* _Task directions_: Every entry below must appear again, exactly as written.

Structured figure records
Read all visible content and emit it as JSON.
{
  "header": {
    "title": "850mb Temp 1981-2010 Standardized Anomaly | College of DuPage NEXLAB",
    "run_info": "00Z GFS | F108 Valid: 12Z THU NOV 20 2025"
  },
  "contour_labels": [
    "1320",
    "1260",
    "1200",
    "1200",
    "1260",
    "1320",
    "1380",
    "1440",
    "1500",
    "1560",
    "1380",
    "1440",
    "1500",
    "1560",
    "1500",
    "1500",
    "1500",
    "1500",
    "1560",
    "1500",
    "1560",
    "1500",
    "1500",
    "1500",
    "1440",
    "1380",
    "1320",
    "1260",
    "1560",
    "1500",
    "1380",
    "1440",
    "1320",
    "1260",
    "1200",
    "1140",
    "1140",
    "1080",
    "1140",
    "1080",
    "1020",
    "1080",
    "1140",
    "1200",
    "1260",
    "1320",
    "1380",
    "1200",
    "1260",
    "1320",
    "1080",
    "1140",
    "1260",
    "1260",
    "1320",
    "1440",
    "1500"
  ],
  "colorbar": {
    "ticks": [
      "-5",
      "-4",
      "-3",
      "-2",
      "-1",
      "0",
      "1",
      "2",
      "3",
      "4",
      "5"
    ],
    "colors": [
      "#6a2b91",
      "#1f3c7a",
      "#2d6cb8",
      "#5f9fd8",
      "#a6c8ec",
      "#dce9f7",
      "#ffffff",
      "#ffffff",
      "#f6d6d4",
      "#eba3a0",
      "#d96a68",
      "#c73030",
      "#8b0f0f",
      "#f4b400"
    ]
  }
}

* _Exercise answer_:
Read all visible content and emit it as JSON.
{
  "header": {
    "title": "850mb Temp 1981-2010 Standardized Anomaly | College of DuPage NEXLAB",
    "run_info": "00Z GFS | F108 Valid: 12Z THU NOV 20 2025"
  },
  "contour_labels": [
    "1320",
    "1260",
    "1200",
    "1200",
    "1260",
    "1320",
    "1380",
    "1440",
    "1500",
    "1560",
    "1380",
    "1440",
    "1500",
    "1560",
    "1500",
    "1500",
    "1500",
    "1500",
    "1560",
    "1500",
    "1560",
    "1500",
    "1500",
    "1500",
    "1440",
    "1380",
    "1320",
    "1260",
    "1560",
    "1500",
    "1380",
    "1440",
    "1320",
    "1260",
    "1200",
    "1140",
    "1140",
    "1080",
    "1140",
    "1080",
    "1020",
    "1080",
    "1140",
    "1200",
    "1260",
    "1320",
    "1380",
    "1200",
    "1260",
    "1320",
    "1080",
    "1140",
    "1260",
    "1260",
    "1320",
    "1440",
    "1500"
  ],
  "colorbar": {
    "ticks": [
      "-5",
      "-4",
      "-3",
      "-2",
      "-1",
      "0",
      "1",
      "2",
      "3",
      "4",
      "5"
    ],
    "colors": [
      "#6a2b91",
      "#1f3c7a",
      "#2d6cb8",
      "#5f9fd8",
      "#a6c8ec",
      "#dce9f7",
      "#ffffff",
      "#ffffff",
      "#f6d6d4",
      "#eba3a0",
      "#d96a68",
      "#c73030",
      "#8b0f0f",
      "#f4b400"
    ]
  }
}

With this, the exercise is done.